> **WHAT YOU HAVE TO DO**: Repeat every record below exactly, omitting any pictures.

Dataset records
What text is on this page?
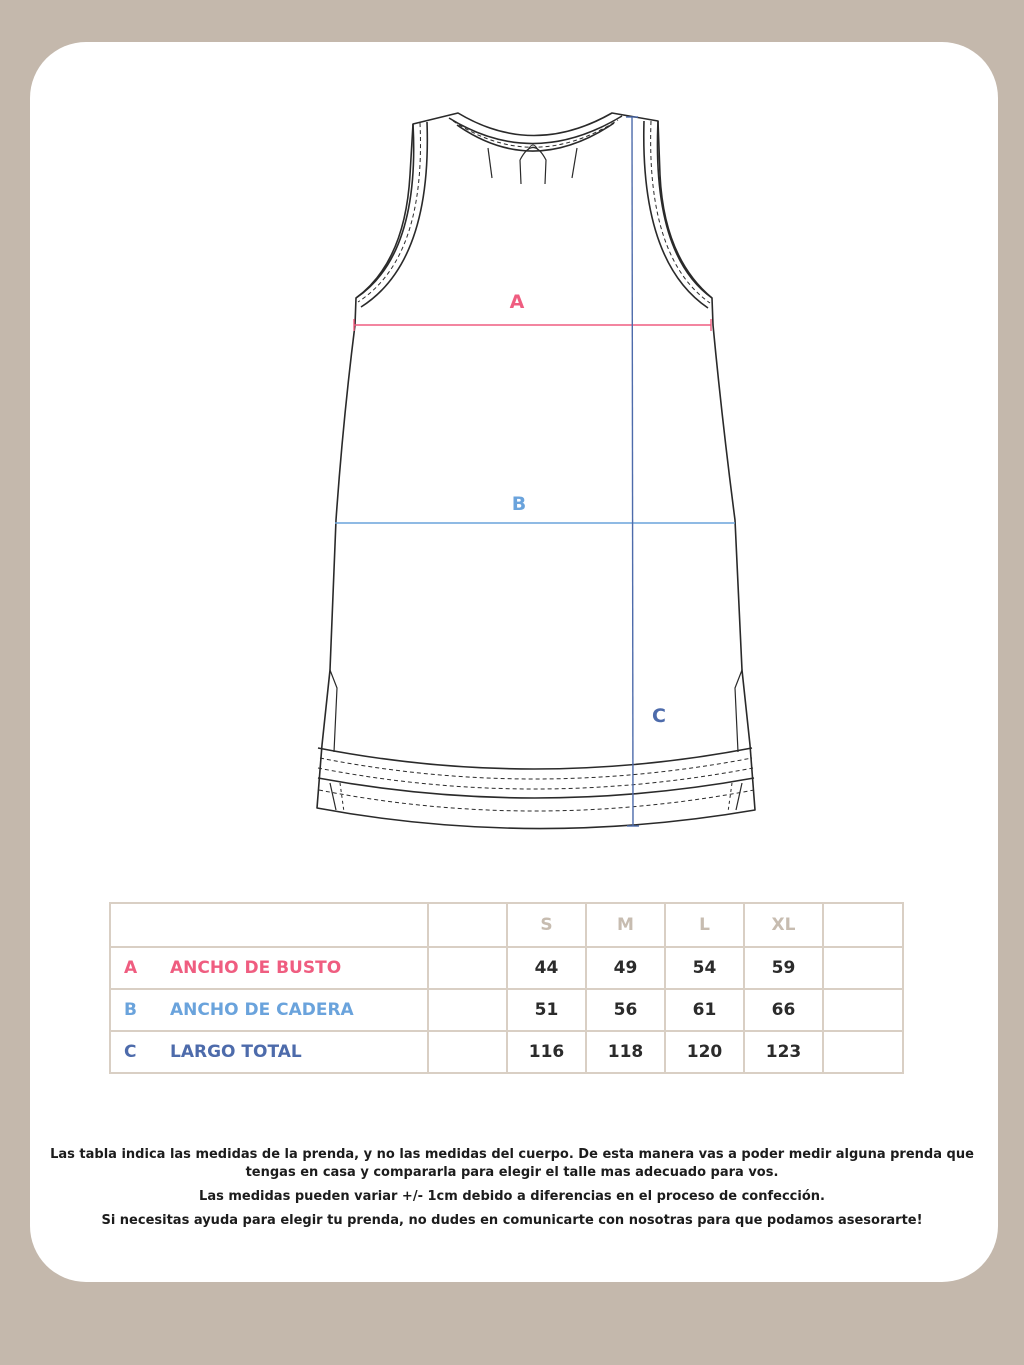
A
B
C
			S	M	L	XL	
A	ANCHO DE BUSTO		44	49	54	59	
B	ANCHO DE CADERA		51	56	61	66	
C	LARGO TOTAL		116	118	120	123	

Las tabla indica las medidas de la prenda, y no las medidas del cuerpo. De esta manera vas a poder medir alguna prenda que tengas en casa y compararla para elegir el talle mas adecuado para vos.

Las medidas pueden variar +/- 1cm debido a diferencias en el proceso de confección.

Si necesitas ayuda para elegir tu prenda, no dudes en comunicarte con nosotras para que podamos asesorarte!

> **FINISHED TASK**:
What text is on this page?
A
B
C
			S	M	L	XL	
A	ANCHO DE BUSTO		44	49	54	59	
B	ANCHO DE CADERA		51	56	61	66	
C	LARGO TOTAL		116	118	120	123	

Las tabla indica las medidas de la prenda, y no las medidas del cuerpo. De esta manera vas a poder medir alguna prenda que tengas en casa y compararla para elegir el talle mas adecuado para vos.

Las medidas pueden variar +/- 1cm debido a diferencias en el proceso de confección.

Si necesitas ayuda para elegir tu prenda, no dudes en comunicarte con nosotras para que podamos asesorarte!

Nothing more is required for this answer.